===== EXCERPTED RECORDS

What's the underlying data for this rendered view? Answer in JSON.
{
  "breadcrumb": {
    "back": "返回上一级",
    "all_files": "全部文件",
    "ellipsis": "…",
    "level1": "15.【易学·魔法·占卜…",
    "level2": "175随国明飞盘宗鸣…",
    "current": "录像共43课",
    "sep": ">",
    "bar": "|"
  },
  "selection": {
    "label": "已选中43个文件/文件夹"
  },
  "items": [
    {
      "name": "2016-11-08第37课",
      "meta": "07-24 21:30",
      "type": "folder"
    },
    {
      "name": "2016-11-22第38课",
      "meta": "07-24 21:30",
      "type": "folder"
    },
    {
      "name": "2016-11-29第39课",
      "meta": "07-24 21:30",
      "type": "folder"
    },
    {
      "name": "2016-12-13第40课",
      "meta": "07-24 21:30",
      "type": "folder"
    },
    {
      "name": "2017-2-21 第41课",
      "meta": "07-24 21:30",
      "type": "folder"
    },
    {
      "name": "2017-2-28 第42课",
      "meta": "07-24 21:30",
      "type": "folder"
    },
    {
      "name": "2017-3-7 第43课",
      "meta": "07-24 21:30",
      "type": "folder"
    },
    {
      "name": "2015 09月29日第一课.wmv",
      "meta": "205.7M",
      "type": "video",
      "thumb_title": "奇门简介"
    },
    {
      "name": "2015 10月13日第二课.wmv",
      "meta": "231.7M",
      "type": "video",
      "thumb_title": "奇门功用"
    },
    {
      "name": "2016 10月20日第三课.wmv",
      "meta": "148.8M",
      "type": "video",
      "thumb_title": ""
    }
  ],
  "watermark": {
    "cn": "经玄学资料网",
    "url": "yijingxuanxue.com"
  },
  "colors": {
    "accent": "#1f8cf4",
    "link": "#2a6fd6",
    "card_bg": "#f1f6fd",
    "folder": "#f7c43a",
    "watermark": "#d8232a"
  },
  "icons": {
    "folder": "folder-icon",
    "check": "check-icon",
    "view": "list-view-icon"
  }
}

==========

WHAT THE EXERCISE ASKS ->
Return the lines above exactly, keeping every word.

THE SOLUTION ->
What's the underlying data for this rendered view? Answer in JSON.
{
  "breadcrumb": {
    "back": "返回上一级",
    "all_files": "全部文件",
    "ellipsis": "…",
    "level1": "15.【易学·魔法·占卜…",
    "level2": "175随国明飞盘宗鸣…",
    "current": "录像共43课",
    "sep": ">",
    "bar": "|"
  },
  "selection": {
    "label": "已选中43个文件/文件夹"
  },
  "items": [
    {
      "name": "2016-11-08第37课",
      "meta": "07-24 21:30",
      "type": "folder"
    },
    {
      "name": "2016-11-22第38课",
      "meta": "07-24 21:30",
      "type": "folder"
    },
    {
      "name": "2016-11-29第39课",
      "meta": "07-24 21:30",
      "type": "folder"
    },
    {
      "name": "2016-12-13第40课",
      "meta": "07-24 21:30",
      "type": "folder"
    },
    {
      "name": "2017-2-21 第41课",
      "meta": "07-24 21:30",
      "type": "folder"
    },
    {
      "name": "2017-2-28 第42课",
      "meta": "07-24 21:30",
      "type": "folder"
    },
    {
      "name": "2017-3-7 第43课",
      "meta": "07-24 21:30",
      "type": "folder"
    },
    {
      "name": "2015 09月29日第一课.wmv",
      "meta": "205.7M",
      "type": "video",
      "thumb_title": "奇门简介"
    },
    {
      "name": "2015 10月13日第二课.wmv",
      "meta": "231.7M",
      "type": "video",
      "thumb_title": "奇门功用"
    },
    {
      "name": "2016 10月20日第三课.wmv",
      "meta": "148.8M",
      "type": "video",
      "thumb_title": ""
    }
  ],
  "watermark": {
    "cn": "经玄学资料网",
    "url": "yijingxuanxue.com"
  },
  "colors": {
    "accent": "#1f8cf4",
    "link": "#2a6fd6",
    "card_bg": "#f1f6fd",
    "folder": "#f7c43a",
    "watermark": "#d8232a"
  },
  "icons": {
    "folder": "folder-icon",
    "check": "check-icon",
    "view": "list-view-icon"
  }
}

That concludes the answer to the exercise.